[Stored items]
#####

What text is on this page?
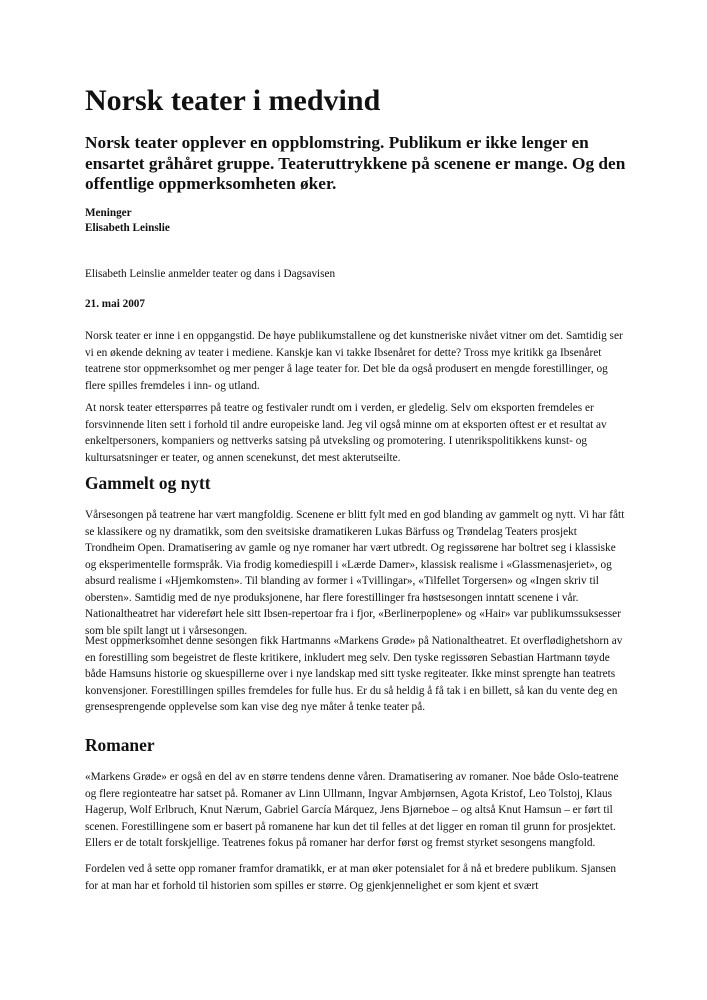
Norsk teater i medvind

Norsk teater opplever en oppblomstring. Publikum er ikke lenger en ensartet gråhåret gruppe. Teateruttrykkene på scenene er mange. Og den offentlige oppmerksomheten øker.

Meninger

Elisabeth Leinslie

Elisabeth Leinslie anmelder teater og dans i Dagsavisen

21. mai 2007

Norsk teater er inne i en oppgangstid. De høye publikumstallene og det kunstneriske nivået vitner om det. Samtidig ser vi en økende dekning av teater i mediene. Kanskje kan vi takke Ibsenåret for dette? Tross mye kritikk ga Ibsenåret teatrene stor oppmerksomhet og mer penger å lage teater for. Det ble da også produsert en mengde forestillinger, og flere spilles fremdeles i inn- og utland.

At norsk teater etterspørres på teatre og festivaler rundt om i verden, er gledelig. Selv om eksporten fremdeles er forsvinnende liten sett i forhold til andre europeiske land. Jeg vil også minne om at eksporten oftest er et resultat av enkeltpersoners, kompaniers og nettverks satsing på utveksling og promotering. I utenrikspolitikkens kunst- og kultursatsninger er teater, og annen scenekunst, det mest akterutseilte.

Gammelt og nytt

Vårsesongen på teatrene har vært mangfoldig. Scenene er blitt fylt med en god blanding av gammelt og nytt. Vi har fått se klassikere og ny dramatikk, som den sveitsiske dramatikeren Lukas Bärfuss og Trøndelag Teaters prosjekt Trondheim Open. Dramatisering av gamle og nye romaner har vært utbredt. Og regissørene har boltret seg i klassiske og eksperimentelle formspråk. Via frodig komediespill i «Lærde Damer», klassisk realisme i «Glassmenasjeriet», og absurd realisme i «Hjemkomsten». Til blanding av former i «Tvillingar», «Tilfellet Torgersen» og «Ingen skriv til obersten». Samtidig med de nye produksjonene, har flere forestillinger fra høstsesongen inntatt scenene i vår. Nationaltheatret har videreført hele sitt Ibsen-repertoar fra i fjor, «Berlinerpoplene» og «Hair» var publikumssuksesser som ble spilt langt ut i vårsesongen.

Mest oppmerksomhet denne sesongen fikk Hartmanns «Markens Grøde» på Nationaltheatret. Et overflødighetshorn av en forestilling som begeistret de fleste kritikere, inkludert meg selv. Den tyske regissøren Sebastian Hartmann tøyde både Hamsuns historie og skuespillerne over i nye landskap med sitt tyske regiteater. Ikke minst sprengte han teatrets konvensjoner. Forestillingen spilles fremdeles for fulle hus. Er du så heldig å få tak i en billett, så kan du vente deg en grensesprengende opplevelse som kan vise deg nye måter å tenke teater på.

Romaner

«Markens Grøde» er også en del av en større tendens denne våren. Dramatisering av romaner. Noe både Oslo-teatrene og flere regionteatre har satset på. Romaner av Linn Ullmann, Ingvar Ambjørnsen, Agota Kristof, Leo Tolstoj, Klaus Hagerup, Wolf Erlbruch, Knut Nærum, Gabriel García Márquez, Jens Bjørneboe – og altså Knut Hamsun – er ført til scenen. Forestillingene som er basert på romanene har kun det til felles at det ligger en roman til grunn for prosjektet. Ellers er de totalt forskjellige. Teatrenes fokus på romaner har derfor først og fremst styrket sesongens mangfold.

Fordelen ved å sette opp romaner framfor dramatikk, er at man øker potensialet for å nå et bredere publikum. Sjansen for at man har et forhold til historien som spilles er større. Og gjenkjennelighet er som kjent et svært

#####

Objective: Which lines above contain the word "Markens"? Copy each of them.

Correct output:
Mest oppmerksomhet denne sesongen fikk Hartmanns «Markens Grøde» på Nationaltheatret. Et overflødighetshorn av en forestilling som begeistret de fleste kritikere, inkludert meg selv. Den tyske regissøren Sebastian Hartmann tøyde både Hamsuns historie og skuespillerne over i nye landskap med sitt tyske regiteater. Ikke minst sprengte han teatrets konvensjoner. Forestillingen spilles fremdeles for fulle hus. Er du så heldig å få tak i en billett, så kan du vente deg en grensesprengende opplevelse som kan vise deg nye måter å tenke teater på.
«Markens Grøde» er også en del av en større tendens denne våren. Dramatisering av romaner. Noe både Oslo-teatrene og flere regionteatre har satset på. Romaner av Linn Ullmann, Ingvar Ambjørnsen, Agota Kristof, Leo Tolstoj, Klaus Hagerup, Wolf Erlbruch, Knut Nærum, Gabriel García Márquez, Jens Bjørneboe – og altså Knut Hamsun – er ført til scenen. Forestillingene som er basert på romanene har kun det til felles at det ligger en roman til grunn for prosjektet. Ellers er de totalt forskjellige. Teatrenes fokus på romaner har derfor først og fremst styrket sesongens mangfold.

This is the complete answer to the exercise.